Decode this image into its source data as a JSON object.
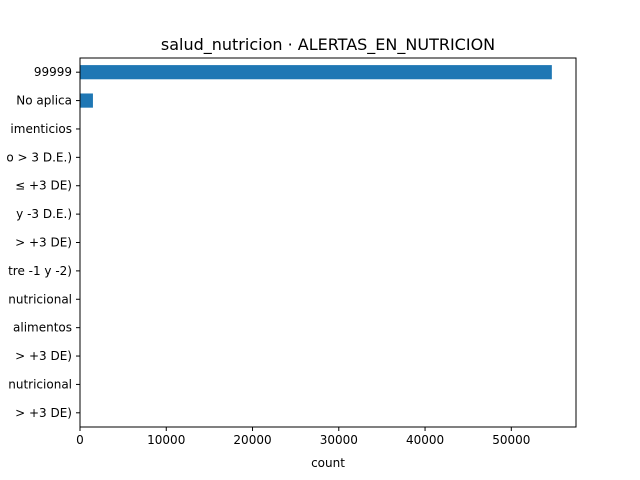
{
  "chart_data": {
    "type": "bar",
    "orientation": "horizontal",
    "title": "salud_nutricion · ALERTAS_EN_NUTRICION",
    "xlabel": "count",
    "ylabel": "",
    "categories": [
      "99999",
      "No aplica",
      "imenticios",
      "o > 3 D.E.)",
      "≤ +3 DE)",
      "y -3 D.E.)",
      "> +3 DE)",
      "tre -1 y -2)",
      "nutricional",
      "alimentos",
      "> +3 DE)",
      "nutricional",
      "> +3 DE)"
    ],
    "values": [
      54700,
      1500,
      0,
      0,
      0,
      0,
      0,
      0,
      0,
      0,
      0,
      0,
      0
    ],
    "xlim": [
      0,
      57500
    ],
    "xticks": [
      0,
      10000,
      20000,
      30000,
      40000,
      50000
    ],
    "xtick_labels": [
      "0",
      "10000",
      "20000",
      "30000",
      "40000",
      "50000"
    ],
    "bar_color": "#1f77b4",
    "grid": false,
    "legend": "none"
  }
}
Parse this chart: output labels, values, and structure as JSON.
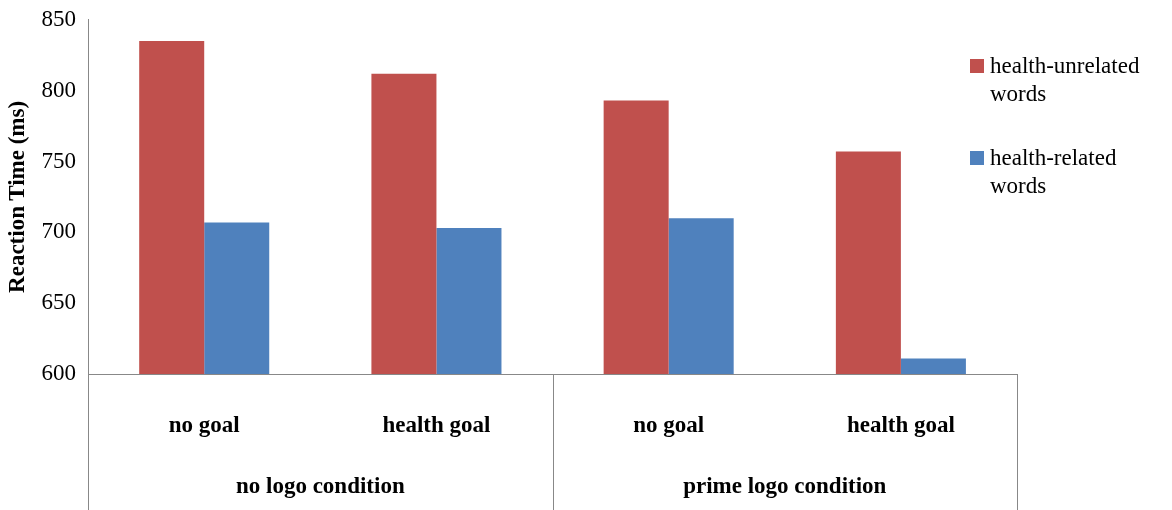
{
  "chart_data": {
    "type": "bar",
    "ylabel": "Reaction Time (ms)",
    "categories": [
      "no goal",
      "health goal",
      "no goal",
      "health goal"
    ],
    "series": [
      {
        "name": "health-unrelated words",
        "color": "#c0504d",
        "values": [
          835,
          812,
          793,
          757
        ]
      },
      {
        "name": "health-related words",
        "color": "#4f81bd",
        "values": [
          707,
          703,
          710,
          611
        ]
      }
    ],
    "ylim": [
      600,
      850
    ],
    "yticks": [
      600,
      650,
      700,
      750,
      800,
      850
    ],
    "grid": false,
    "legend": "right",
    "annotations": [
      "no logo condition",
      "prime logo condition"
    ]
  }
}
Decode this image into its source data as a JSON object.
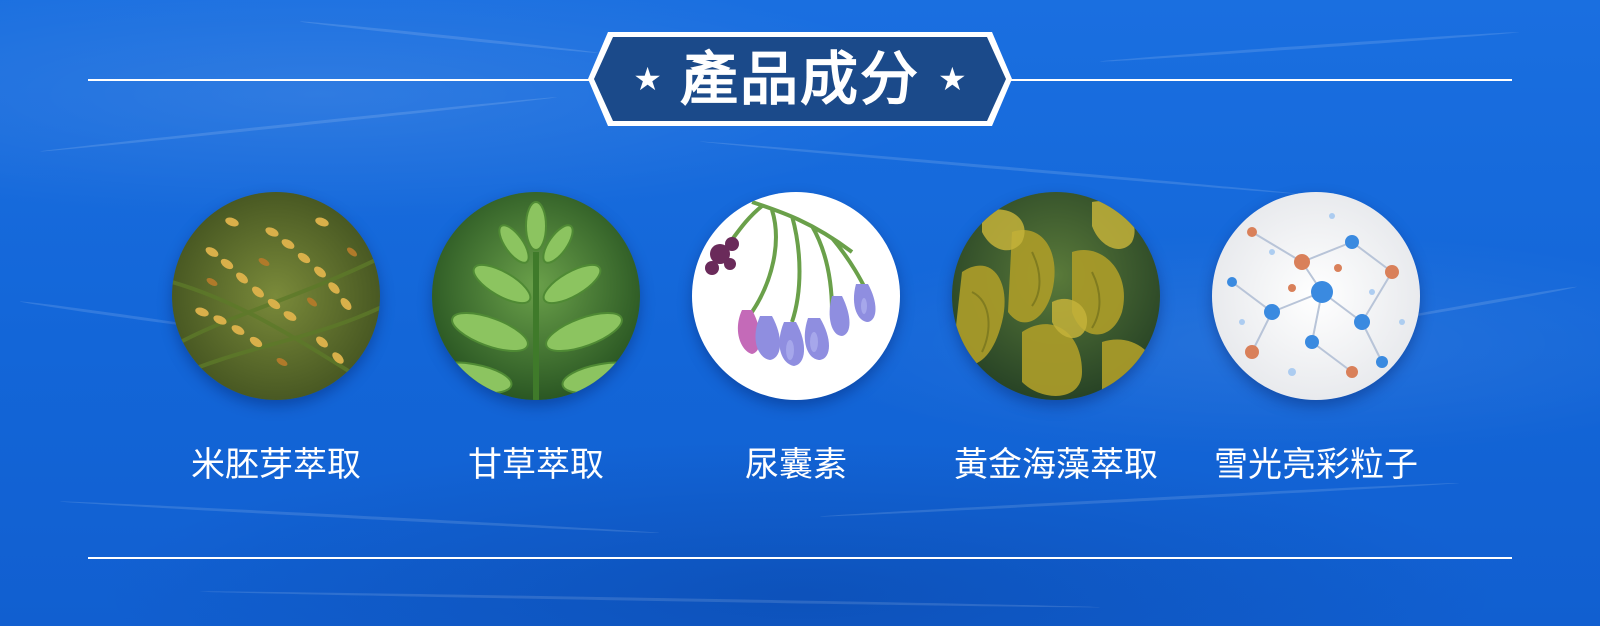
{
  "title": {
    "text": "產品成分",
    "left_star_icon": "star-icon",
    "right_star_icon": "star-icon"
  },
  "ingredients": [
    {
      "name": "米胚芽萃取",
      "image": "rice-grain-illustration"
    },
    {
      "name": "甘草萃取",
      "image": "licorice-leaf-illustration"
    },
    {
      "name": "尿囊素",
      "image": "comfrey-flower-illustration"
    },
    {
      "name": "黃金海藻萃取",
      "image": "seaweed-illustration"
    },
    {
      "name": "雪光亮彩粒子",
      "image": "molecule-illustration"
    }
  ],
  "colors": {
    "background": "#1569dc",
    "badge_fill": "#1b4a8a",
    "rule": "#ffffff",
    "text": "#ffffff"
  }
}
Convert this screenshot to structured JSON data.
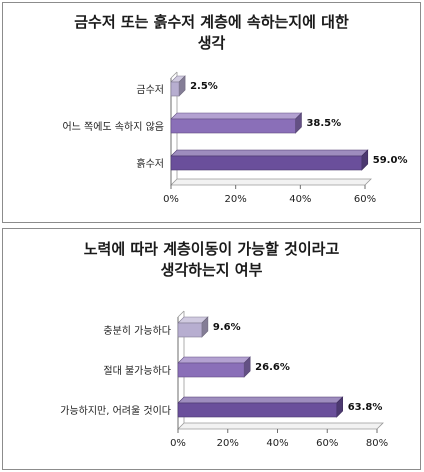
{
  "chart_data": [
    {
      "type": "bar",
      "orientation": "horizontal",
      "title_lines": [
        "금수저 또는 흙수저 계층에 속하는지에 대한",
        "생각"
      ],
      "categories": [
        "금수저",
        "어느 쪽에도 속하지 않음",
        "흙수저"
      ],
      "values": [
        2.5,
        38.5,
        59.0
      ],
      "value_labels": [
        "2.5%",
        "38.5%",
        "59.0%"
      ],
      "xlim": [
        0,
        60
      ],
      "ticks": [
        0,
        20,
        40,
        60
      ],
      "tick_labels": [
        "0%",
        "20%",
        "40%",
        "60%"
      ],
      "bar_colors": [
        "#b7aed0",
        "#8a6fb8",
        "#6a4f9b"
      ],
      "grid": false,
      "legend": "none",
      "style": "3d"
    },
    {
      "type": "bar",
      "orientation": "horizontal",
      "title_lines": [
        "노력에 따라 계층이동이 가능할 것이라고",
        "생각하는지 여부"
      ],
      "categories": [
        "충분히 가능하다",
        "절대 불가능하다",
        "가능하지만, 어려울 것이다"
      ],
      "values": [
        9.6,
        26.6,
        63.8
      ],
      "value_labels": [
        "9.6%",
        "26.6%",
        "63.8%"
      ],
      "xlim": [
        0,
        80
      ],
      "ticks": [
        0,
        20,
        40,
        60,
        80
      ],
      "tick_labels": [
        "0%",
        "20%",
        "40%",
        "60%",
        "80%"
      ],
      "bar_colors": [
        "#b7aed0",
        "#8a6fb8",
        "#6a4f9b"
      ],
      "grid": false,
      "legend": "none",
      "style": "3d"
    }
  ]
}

────────

**What you will do**
Quote only the lines that start at the line holding "Convert this screenshot" and end at the last line of the entries, including both of those lines, and omit every picture.

**Response**
Convert this screenshot to structured JSON data.
{
  "chart_data": [
    {
      "type": "bar",
      "orientation": "horizontal",
      "title_lines": [
        "금수저 또는 흙수저 계층에 속하는지에 대한",
        "생각"
      ],
      "categories": [
        "금수저",
        "어느 쪽에도 속하지 않음",
        "흙수저"
      ],
      "values": [
        2.5,
        38.5,
        59.0
      ],
      "value_labels": [
        "2.5%",
        "38.5%",
        "59.0%"
      ],
      "xlim": [
        0,
        60
      ],
      "ticks": [
        0,
        20,
        40,
        60
      ],
      "tick_labels": [
        "0%",
        "20%",
        "40%",
        "60%"
      ],
      "bar_colors": [
        "#b7aed0",
        "#8a6fb8",
        "#6a4f9b"
      ],
      "grid": false,
      "legend": "none",
      "style": "3d"
    },
    {
      "type": "bar",
      "orientation": "horizontal",
      "title_lines": [
        "노력에 따라 계층이동이 가능할 것이라고",
        "생각하는지 여부"
      ],
      "categories": [
        "충분히 가능하다",
        "절대 불가능하다",
        "가능하지만, 어려울 것이다"
      ],
      "values": [
        9.6,
        26.6,
        63.8
      ],
      "value_labels": [
        "9.6%",
        "26.6%",
        "63.8%"
      ],
      "xlim": [
        0,
        80
      ],
      "ticks": [
        0,
        20,
        40,
        60,
        80
      ],
      "tick_labels": [
        "0%",
        "20%",
        "40%",
        "60%",
        "80%"
      ],
      "bar_colors": [
        "#b7aed0",
        "#8a6fb8",
        "#6a4f9b"
      ],
      "grid": false,
      "legend": "none",
      "style": "3d"
    }
  ]
}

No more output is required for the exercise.